BEGIN Input records
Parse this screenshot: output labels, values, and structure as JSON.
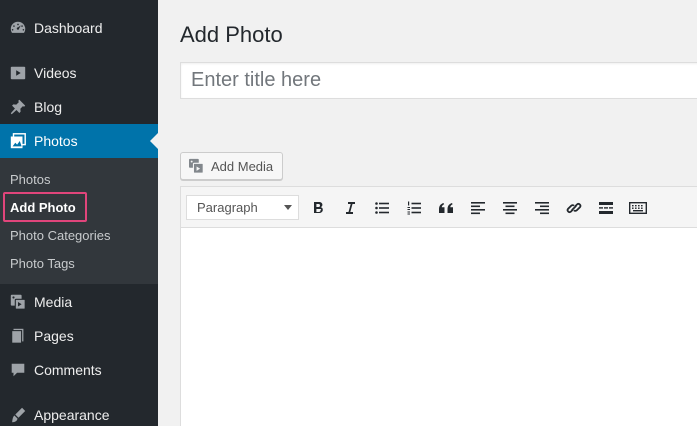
{
  "sidebar": {
    "items": [
      {
        "label": "Dashboard",
        "icon": "dashboard-icon"
      },
      {
        "label": "Videos",
        "icon": "video-icon"
      },
      {
        "label": "Blog",
        "icon": "pin-icon"
      },
      {
        "label": "Photos",
        "icon": "photos-icon"
      },
      {
        "label": "Media",
        "icon": "media-icon"
      },
      {
        "label": "Pages",
        "icon": "pages-icon"
      },
      {
        "label": "Comments",
        "icon": "comments-icon"
      },
      {
        "label": "Appearance",
        "icon": "appearance-icon"
      }
    ],
    "submenu": [
      {
        "label": "Photos"
      },
      {
        "label": "Add Photo"
      },
      {
        "label": "Photo Categories"
      },
      {
        "label": "Photo Tags"
      }
    ],
    "colors": {
      "background": "#23282d",
      "current": "#0073aa",
      "highlight": "#e0457b"
    }
  },
  "main": {
    "title": "Add Photo",
    "title_placeholder": "Enter title here",
    "add_media_label": "Add Media",
    "editor": {
      "format_value": "Paragraph",
      "toolbar": [
        "bold-icon",
        "italic-icon",
        "bullet-list-icon",
        "numbered-list-icon",
        "blockquote-icon",
        "align-left-icon",
        "align-center-icon",
        "align-right-icon",
        "link-icon",
        "read-more-icon",
        "toolbar-toggle-icon"
      ]
    }
  }
}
END Input records
What to produce. Pictures stay out; reproduce every line of the records exactly.

Exercise solution.
Parse this screenshot: output labels, values, and structure as JSON.
{
  "sidebar": {
    "items": [
      {
        "label": "Dashboard",
        "icon": "dashboard-icon"
      },
      {
        "label": "Videos",
        "icon": "video-icon"
      },
      {
        "label": "Blog",
        "icon": "pin-icon"
      },
      {
        "label": "Photos",
        "icon": "photos-icon"
      },
      {
        "label": "Media",
        "icon": "media-icon"
      },
      {
        "label": "Pages",
        "icon": "pages-icon"
      },
      {
        "label": "Comments",
        "icon": "comments-icon"
      },
      {
        "label": "Appearance",
        "icon": "appearance-icon"
      }
    ],
    "submenu": [
      {
        "label": "Photos"
      },
      {
        "label": "Add Photo"
      },
      {
        "label": "Photo Categories"
      },
      {
        "label": "Photo Tags"
      }
    ],
    "colors": {
      "background": "#23282d",
      "current": "#0073aa",
      "highlight": "#e0457b"
    }
  },
  "main": {
    "title": "Add Photo",
    "title_placeholder": "Enter title here",
    "add_media_label": "Add Media",
    "editor": {
      "format_value": "Paragraph",
      "toolbar": [
        "bold-icon",
        "italic-icon",
        "bullet-list-icon",
        "numbered-list-icon",
        "blockquote-icon",
        "align-left-icon",
        "align-center-icon",
        "align-right-icon",
        "link-icon",
        "read-more-icon",
        "toolbar-toggle-icon"
      ]
    }
  }
}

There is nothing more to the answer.